What you should do:
Each line of the data that includes the string "text" is to be copied out.
** Start of Excerpted records **
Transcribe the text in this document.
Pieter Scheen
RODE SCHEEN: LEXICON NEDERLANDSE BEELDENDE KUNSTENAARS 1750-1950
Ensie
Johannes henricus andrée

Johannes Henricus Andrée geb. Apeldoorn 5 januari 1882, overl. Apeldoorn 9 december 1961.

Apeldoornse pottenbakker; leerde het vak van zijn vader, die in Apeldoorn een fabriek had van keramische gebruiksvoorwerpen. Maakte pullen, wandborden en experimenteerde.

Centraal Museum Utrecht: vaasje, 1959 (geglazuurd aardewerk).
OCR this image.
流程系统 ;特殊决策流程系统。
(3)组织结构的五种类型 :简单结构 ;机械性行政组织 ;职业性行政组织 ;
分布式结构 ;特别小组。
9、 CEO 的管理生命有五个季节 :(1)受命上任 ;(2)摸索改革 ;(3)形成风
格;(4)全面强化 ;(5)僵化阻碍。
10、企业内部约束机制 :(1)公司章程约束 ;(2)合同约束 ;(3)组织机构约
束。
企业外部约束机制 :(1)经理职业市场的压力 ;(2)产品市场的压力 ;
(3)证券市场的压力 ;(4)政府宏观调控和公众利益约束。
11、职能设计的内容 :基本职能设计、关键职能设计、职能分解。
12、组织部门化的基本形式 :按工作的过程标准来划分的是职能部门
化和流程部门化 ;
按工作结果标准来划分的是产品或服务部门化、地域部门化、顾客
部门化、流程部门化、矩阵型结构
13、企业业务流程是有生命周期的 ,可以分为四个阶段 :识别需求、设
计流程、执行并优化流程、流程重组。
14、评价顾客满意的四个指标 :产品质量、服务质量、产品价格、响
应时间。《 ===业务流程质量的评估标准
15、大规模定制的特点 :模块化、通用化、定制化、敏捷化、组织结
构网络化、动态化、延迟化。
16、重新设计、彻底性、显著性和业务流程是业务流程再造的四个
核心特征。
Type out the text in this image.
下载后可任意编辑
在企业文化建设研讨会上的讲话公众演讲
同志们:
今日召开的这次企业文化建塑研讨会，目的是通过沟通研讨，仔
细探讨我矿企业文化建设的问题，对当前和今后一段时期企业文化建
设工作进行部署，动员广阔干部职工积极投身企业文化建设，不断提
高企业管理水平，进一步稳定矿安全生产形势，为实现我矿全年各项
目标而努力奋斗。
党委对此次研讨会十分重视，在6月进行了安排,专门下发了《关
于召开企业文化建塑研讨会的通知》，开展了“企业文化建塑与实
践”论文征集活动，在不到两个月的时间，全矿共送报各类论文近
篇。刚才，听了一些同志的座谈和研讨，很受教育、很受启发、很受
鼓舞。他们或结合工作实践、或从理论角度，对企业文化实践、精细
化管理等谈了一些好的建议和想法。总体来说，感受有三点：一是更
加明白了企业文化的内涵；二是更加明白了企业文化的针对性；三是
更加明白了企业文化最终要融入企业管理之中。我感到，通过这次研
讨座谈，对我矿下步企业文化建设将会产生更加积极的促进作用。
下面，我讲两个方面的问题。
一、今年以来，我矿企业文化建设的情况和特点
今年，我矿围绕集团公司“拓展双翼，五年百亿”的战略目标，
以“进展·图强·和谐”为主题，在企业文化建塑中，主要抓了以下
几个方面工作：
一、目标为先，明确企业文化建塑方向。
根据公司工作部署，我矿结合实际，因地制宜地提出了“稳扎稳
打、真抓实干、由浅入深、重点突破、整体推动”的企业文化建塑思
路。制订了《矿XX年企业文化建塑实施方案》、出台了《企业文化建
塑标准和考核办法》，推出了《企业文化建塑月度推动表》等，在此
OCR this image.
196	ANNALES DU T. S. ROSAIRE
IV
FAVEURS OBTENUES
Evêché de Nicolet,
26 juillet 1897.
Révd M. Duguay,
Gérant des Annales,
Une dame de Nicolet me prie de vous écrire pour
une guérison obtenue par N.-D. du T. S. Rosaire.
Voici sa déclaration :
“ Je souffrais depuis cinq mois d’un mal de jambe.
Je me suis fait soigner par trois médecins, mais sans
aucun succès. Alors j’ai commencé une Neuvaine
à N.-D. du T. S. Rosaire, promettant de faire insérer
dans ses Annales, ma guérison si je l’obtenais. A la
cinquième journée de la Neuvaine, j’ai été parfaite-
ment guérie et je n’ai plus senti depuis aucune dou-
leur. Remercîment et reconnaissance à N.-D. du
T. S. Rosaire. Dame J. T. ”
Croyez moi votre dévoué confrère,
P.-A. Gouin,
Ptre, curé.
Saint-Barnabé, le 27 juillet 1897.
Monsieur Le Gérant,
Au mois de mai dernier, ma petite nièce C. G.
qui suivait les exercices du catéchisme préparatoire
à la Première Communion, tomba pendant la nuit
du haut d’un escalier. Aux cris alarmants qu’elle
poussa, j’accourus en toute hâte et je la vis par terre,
** End of Excerpted records **
Exercise result:
Transcribe the text in this document.
Type out the text in this image.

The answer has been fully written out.